* [Task instructions] Copy the records verbatim from the first line through the line holding "data-point-plus: [545, 151, 553, 159]", both included.

— begin —

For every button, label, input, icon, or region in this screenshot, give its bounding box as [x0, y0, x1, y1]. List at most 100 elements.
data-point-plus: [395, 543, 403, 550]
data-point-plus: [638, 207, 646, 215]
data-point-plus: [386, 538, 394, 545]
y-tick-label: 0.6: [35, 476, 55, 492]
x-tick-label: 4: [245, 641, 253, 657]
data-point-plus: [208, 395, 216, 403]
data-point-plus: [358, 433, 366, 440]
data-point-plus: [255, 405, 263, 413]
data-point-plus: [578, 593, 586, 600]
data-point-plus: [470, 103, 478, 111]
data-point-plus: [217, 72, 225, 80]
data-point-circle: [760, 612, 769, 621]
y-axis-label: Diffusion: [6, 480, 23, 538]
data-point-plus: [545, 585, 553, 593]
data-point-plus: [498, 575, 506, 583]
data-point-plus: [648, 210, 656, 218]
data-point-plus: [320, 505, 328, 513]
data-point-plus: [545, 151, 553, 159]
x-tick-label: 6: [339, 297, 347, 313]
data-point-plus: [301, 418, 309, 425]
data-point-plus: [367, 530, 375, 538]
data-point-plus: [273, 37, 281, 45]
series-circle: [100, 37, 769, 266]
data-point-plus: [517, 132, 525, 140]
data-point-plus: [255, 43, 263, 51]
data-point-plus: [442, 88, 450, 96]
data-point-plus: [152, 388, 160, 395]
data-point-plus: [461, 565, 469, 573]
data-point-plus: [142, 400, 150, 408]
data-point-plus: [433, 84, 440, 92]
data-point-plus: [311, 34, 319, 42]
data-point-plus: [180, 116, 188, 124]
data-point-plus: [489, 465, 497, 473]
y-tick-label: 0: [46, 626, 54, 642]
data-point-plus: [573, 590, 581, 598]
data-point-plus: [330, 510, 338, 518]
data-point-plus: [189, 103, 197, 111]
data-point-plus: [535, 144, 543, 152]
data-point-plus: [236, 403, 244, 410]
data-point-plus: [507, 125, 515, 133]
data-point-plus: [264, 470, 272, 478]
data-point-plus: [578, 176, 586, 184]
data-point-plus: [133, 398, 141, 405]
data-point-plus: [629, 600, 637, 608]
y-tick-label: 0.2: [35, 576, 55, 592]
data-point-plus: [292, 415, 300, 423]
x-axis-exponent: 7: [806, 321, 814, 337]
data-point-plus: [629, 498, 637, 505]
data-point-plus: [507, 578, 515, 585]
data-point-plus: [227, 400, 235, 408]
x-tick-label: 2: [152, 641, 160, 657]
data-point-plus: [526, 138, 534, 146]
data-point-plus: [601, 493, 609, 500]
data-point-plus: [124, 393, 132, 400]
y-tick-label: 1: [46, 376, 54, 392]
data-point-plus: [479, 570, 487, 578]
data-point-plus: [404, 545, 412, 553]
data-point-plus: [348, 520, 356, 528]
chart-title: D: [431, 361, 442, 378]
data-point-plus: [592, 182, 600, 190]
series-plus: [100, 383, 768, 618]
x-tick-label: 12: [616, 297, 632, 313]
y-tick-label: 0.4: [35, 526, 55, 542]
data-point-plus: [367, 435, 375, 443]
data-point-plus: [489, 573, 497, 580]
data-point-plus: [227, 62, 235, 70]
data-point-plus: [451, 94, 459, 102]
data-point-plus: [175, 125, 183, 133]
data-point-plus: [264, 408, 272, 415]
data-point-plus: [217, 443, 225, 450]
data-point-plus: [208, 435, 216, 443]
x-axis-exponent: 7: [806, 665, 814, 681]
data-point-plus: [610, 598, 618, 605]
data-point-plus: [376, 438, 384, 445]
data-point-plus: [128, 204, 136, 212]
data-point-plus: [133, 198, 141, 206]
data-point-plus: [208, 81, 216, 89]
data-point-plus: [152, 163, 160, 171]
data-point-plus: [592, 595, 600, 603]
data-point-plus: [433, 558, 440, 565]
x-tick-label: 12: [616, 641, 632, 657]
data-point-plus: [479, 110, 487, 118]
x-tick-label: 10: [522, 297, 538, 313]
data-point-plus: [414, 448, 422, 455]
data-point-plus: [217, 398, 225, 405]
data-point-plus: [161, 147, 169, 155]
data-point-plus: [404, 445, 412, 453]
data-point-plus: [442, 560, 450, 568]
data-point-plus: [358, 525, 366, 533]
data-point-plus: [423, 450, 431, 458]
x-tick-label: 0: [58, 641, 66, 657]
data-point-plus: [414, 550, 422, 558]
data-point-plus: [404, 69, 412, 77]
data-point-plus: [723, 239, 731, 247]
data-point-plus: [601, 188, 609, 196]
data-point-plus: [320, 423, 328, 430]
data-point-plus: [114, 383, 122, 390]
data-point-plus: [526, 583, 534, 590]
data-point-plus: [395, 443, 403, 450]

— end —

* [Answer to this problem]
For every button, label, input, icon, or region in this screenshot, give its bounding box as [x0, y0, x1, y1]. List at most 100 elements.
data-point-plus: [395, 543, 403, 550]
data-point-plus: [638, 207, 646, 215]
data-point-plus: [386, 538, 394, 545]
y-tick-label: 0.6: [35, 476, 55, 492]
x-tick-label: 4: [245, 641, 253, 657]
data-point-plus: [208, 395, 216, 403]
data-point-plus: [358, 433, 366, 440]
data-point-plus: [255, 405, 263, 413]
data-point-plus: [578, 593, 586, 600]
data-point-plus: [470, 103, 478, 111]
data-point-plus: [217, 72, 225, 80]
data-point-circle: [760, 612, 769, 621]
y-axis-label: Diffusion: [6, 480, 23, 538]
data-point-plus: [545, 585, 553, 593]
data-point-plus: [498, 575, 506, 583]
data-point-plus: [648, 210, 656, 218]
data-point-plus: [320, 505, 328, 513]
data-point-plus: [545, 151, 553, 159]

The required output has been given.